- **TASK GOAL**
The entries below should be output exactly as written.

Stored dataset items
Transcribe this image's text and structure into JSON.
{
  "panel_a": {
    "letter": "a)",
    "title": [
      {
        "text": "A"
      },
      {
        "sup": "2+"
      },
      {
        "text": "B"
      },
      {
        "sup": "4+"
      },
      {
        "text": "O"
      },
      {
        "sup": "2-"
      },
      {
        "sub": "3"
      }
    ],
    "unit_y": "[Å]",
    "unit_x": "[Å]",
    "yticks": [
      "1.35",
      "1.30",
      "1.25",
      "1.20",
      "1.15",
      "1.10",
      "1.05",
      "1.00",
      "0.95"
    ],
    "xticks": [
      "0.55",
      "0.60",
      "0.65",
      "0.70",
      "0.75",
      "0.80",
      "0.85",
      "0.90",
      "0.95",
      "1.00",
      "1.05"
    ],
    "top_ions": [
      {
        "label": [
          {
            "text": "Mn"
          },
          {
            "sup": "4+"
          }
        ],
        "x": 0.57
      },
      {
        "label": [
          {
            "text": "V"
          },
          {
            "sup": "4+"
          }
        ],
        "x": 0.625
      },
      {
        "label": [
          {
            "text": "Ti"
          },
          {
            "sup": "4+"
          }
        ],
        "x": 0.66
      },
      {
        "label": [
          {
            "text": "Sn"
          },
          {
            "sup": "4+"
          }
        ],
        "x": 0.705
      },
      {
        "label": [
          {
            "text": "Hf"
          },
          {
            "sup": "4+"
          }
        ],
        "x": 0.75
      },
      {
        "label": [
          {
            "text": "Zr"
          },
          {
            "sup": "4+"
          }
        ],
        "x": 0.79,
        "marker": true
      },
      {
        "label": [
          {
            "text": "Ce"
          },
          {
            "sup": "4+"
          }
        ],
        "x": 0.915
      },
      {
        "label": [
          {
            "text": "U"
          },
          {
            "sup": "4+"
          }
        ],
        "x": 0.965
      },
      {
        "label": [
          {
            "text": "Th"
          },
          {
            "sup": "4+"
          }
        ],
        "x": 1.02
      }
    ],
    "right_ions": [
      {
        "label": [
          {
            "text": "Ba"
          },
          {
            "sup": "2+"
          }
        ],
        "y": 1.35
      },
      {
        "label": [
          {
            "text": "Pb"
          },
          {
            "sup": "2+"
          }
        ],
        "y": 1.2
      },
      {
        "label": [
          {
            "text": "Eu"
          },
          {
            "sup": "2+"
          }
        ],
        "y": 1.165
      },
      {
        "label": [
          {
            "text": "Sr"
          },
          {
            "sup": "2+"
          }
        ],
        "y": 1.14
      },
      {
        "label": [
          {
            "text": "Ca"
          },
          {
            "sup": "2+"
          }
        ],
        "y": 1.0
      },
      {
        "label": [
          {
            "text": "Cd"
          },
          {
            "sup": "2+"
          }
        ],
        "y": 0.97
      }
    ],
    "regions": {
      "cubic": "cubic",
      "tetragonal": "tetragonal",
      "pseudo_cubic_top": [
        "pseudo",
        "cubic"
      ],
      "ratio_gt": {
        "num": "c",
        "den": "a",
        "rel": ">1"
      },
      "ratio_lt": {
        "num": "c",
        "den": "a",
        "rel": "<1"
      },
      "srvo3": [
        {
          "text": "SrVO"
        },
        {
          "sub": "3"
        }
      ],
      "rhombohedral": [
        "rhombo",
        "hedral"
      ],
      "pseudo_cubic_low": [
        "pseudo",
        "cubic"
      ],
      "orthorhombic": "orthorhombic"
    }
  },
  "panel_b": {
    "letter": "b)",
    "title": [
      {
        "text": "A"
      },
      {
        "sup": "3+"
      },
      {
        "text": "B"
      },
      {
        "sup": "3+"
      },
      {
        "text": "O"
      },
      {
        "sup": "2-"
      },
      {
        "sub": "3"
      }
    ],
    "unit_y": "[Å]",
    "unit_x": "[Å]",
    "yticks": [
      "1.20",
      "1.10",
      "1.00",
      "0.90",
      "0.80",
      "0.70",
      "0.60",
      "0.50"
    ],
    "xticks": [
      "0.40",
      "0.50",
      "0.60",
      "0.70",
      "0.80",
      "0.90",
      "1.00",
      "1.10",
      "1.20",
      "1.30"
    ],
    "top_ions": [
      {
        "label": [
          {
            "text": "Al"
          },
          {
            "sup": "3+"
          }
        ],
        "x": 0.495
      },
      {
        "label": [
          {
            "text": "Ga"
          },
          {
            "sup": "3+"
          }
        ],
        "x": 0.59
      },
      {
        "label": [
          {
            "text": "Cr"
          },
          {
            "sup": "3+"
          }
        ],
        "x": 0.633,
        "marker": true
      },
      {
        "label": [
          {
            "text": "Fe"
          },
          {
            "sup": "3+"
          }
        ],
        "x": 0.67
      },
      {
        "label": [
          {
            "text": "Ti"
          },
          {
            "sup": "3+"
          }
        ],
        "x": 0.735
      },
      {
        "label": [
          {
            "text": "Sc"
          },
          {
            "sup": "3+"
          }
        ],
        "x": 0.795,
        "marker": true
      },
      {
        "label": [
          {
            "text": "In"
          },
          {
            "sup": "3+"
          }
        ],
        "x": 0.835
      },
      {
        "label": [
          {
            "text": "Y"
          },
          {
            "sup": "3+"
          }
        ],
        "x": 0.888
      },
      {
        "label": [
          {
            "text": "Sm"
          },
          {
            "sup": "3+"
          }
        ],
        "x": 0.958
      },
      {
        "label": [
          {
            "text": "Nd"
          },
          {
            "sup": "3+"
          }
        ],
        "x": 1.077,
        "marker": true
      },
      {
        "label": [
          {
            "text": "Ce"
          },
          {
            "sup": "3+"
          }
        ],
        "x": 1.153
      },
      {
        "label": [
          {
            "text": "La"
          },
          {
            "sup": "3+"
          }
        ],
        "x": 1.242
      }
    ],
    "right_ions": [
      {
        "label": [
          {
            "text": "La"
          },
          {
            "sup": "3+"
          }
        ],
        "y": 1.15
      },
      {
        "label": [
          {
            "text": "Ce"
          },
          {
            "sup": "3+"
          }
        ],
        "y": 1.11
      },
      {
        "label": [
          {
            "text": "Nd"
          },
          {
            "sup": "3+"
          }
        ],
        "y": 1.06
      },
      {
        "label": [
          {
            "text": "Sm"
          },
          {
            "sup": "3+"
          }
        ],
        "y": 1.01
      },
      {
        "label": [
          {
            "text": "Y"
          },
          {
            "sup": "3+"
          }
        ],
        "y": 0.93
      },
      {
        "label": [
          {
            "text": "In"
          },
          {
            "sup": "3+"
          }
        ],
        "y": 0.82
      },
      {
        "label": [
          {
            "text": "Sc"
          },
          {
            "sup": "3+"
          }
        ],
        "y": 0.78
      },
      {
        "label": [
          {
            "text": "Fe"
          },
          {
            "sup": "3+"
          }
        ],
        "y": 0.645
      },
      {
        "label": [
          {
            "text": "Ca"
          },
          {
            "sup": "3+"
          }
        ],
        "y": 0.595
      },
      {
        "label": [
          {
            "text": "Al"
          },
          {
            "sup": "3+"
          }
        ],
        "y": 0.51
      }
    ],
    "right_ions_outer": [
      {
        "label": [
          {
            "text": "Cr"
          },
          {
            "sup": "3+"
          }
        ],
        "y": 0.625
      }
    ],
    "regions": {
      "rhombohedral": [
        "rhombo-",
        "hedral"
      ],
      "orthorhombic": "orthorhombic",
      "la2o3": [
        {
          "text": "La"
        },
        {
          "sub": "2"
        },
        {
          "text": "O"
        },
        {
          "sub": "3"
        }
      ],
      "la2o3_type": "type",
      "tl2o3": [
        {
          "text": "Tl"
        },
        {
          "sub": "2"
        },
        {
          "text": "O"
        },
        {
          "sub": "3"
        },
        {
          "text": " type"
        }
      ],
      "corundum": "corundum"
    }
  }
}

- **EXERCISE RESPONSE**
Transcribe this image's text and structure into JSON.
{
  "panel_a": {
    "letter": "a)",
    "title": [
      {
        "text": "A"
      },
      {
        "sup": "2+"
      },
      {
        "text": "B"
      },
      {
        "sup": "4+"
      },
      {
        "text": "O"
      },
      {
        "sup": "2-"
      },
      {
        "sub": "3"
      }
    ],
    "unit_y": "[Å]",
    "unit_x": "[Å]",
    "yticks": [
      "1.35",
      "1.30",
      "1.25",
      "1.20",
      "1.15",
      "1.10",
      "1.05",
      "1.00",
      "0.95"
    ],
    "xticks": [
      "0.55",
      "0.60",
      "0.65",
      "0.70",
      "0.75",
      "0.80",
      "0.85",
      "0.90",
      "0.95",
      "1.00",
      "1.05"
    ],
    "top_ions": [
      {
        "label": [
          {
            "text": "Mn"
          },
          {
            "sup": "4+"
          }
        ],
        "x": 0.57
      },
      {
        "label": [
          {
            "text": "V"
          },
          {
            "sup": "4+"
          }
        ],
        "x": 0.625
      },
      {
        "label": [
          {
            "text": "Ti"
          },
          {
            "sup": "4+"
          }
        ],
        "x": 0.66
      },
      {
        "label": [
          {
            "text": "Sn"
          },
          {
            "sup": "4+"
          }
        ],
        "x": 0.705
      },
      {
        "label": [
          {
            "text": "Hf"
          },
          {
            "sup": "4+"
          }
        ],
        "x": 0.75
      },
      {
        "label": [
          {
            "text": "Zr"
          },
          {
            "sup": "4+"
          }
        ],
        "x": 0.79,
        "marker": true
      },
      {
        "label": [
          {
            "text": "Ce"
          },
          {
            "sup": "4+"
          }
        ],
        "x": 0.915
      },
      {
        "label": [
          {
            "text": "U"
          },
          {
            "sup": "4+"
          }
        ],
        "x": 0.965
      },
      {
        "label": [
          {
            "text": "Th"
          },
          {
            "sup": "4+"
          }
        ],
        "x": 1.02
      }
    ],
    "right_ions": [
      {
        "label": [
          {
            "text": "Ba"
          },
          {
            "sup": "2+"
          }
        ],
        "y": 1.35
      },
      {
        "label": [
          {
            "text": "Pb"
          },
          {
            "sup": "2+"
          }
        ],
        "y": 1.2
      },
      {
        "label": [
          {
            "text": "Eu"
          },
          {
            "sup": "2+"
          }
        ],
        "y": 1.165
      },
      {
        "label": [
          {
            "text": "Sr"
          },
          {
            "sup": "2+"
          }
        ],
        "y": 1.14
      },
      {
        "label": [
          {
            "text": "Ca"
          },
          {
            "sup": "2+"
          }
        ],
        "y": 1.0
      },
      {
        "label": [
          {
            "text": "Cd"
          },
          {
            "sup": "2+"
          }
        ],
        "y": 0.97
      }
    ],
    "regions": {
      "cubic": "cubic",
      "tetragonal": "tetragonal",
      "pseudo_cubic_top": [
        "pseudo",
        "cubic"
      ],
      "ratio_gt": {
        "num": "c",
        "den": "a",
        "rel": ">1"
      },
      "ratio_lt": {
        "num": "c",
        "den": "a",
        "rel": "<1"
      },
      "srvo3": [
        {
          "text": "SrVO"
        },
        {
          "sub": "3"
        }
      ],
      "rhombohedral": [
        "rhombo",
        "hedral"
      ],
      "pseudo_cubic_low": [
        "pseudo",
        "cubic"
      ],
      "orthorhombic": "orthorhombic"
    }
  },
  "panel_b": {
    "letter": "b)",
    "title": [
      {
        "text": "A"
      },
      {
        "sup": "3+"
      },
      {
        "text": "B"
      },
      {
        "sup": "3+"
      },
      {
        "text": "O"
      },
      {
        "sup": "2-"
      },
      {
        "sub": "3"
      }
    ],
    "unit_y": "[Å]",
    "unit_x": "[Å]",
    "yticks": [
      "1.20",
      "1.10",
      "1.00",
      "0.90",
      "0.80",
      "0.70",
      "0.60",
      "0.50"
    ],
    "xticks": [
      "0.40",
      "0.50",
      "0.60",
      "0.70",
      "0.80",
      "0.90",
      "1.00",
      "1.10",
      "1.20",
      "1.30"
    ],
    "top_ions": [
      {
        "label": [
          {
            "text": "Al"
          },
          {
            "sup": "3+"
          }
        ],
        "x": 0.495
      },
      {
        "label": [
          {
            "text": "Ga"
          },
          {
            "sup": "3+"
          }
        ],
        "x": 0.59
      },
      {
        "label": [
          {
            "text": "Cr"
          },
          {
            "sup": "3+"
          }
        ],
        "x": 0.633,
        "marker": true
      },
      {
        "label": [
          {
            "text": "Fe"
          },
          {
            "sup": "3+"
          }
        ],
        "x": 0.67
      },
      {
        "label": [
          {
            "text": "Ti"
          },
          {
            "sup": "3+"
          }
        ],
        "x": 0.735
      },
      {
        "label": [
          {
            "text": "Sc"
          },
          {
            "sup": "3+"
          }
        ],
        "x": 0.795,
        "marker": true
      },
      {
        "label": [
          {
            "text": "In"
          },
          {
            "sup": "3+"
          }
        ],
        "x": 0.835
      },
      {
        "label": [
          {
            "text": "Y"
          },
          {
            "sup": "3+"
          }
        ],
        "x": 0.888
      },
      {
        "label": [
          {
            "text": "Sm"
          },
          {
            "sup": "3+"
          }
        ],
        "x": 0.958
      },
      {
        "label": [
          {
            "text": "Nd"
          },
          {
            "sup": "3+"
          }
        ],
        "x": 1.077,
        "marker": true
      },
      {
        "label": [
          {
            "text": "Ce"
          },
          {
            "sup": "3+"
          }
        ],
        "x": 1.153
      },
      {
        "label": [
          {
            "text": "La"
          },
          {
            "sup": "3+"
          }
        ],
        "x": 1.242
      }
    ],
    "right_ions": [
      {
        "label": [
          {
            "text": "La"
          },
          {
            "sup": "3+"
          }
        ],
        "y": 1.15
      },
      {
        "label": [
          {
            "text": "Ce"
          },
          {
            "sup": "3+"
          }
        ],
        "y": 1.11
      },
      {
        "label": [
          {
            "text": "Nd"
          },
          {
            "sup": "3+"
          }
        ],
        "y": 1.06
      },
      {
        "label": [
          {
            "text": "Sm"
          },
          {
            "sup": "3+"
          }
        ],
        "y": 1.01
      },
      {
        "label": [
          {
            "text": "Y"
          },
          {
            "sup": "3+"
          }
        ],
        "y": 0.93
      },
      {
        "label": [
          {
            "text": "In"
          },
          {
            "sup": "3+"
          }
        ],
        "y": 0.82
      },
      {
        "label": [
          {
            "text": "Sc"
          },
          {
            "sup": "3+"
          }
        ],
        "y": 0.78
      },
      {
        "label": [
          {
            "text": "Fe"
          },
          {
            "sup": "3+"
          }
        ],
        "y": 0.645
      },
      {
        "label": [
          {
            "text": "Ca"
          },
          {
            "sup": "3+"
          }
        ],
        "y": 0.595
      },
      {
        "label": [
          {
            "text": "Al"
          },
          {
            "sup": "3+"
          }
        ],
        "y": 0.51
      }
    ],
    "right_ions_outer": [
      {
        "label": [
          {
            "text": "Cr"
          },
          {
            "sup": "3+"
          }
        ],
        "y": 0.625
      }
    ],
    "regions": {
      "rhombohedral": [
        "rhombo-",
        "hedral"
      ],
      "orthorhombic": "orthorhombic",
      "la2o3": [
        {
          "text": "La"
        },
        {
          "sub": "2"
        },
        {
          "text": "O"
        },
        {
          "sub": "3"
        }
      ],
      "la2o3_type": "type",
      "tl2o3": [
        {
          "text": "Tl"
        },
        {
          "sub": "2"
        },
        {
          "text": "O"
        },
        {
          "sub": "3"
        },
        {
          "text": " type"
        }
      ],
      "corundum": "corundum"
    }
  }
}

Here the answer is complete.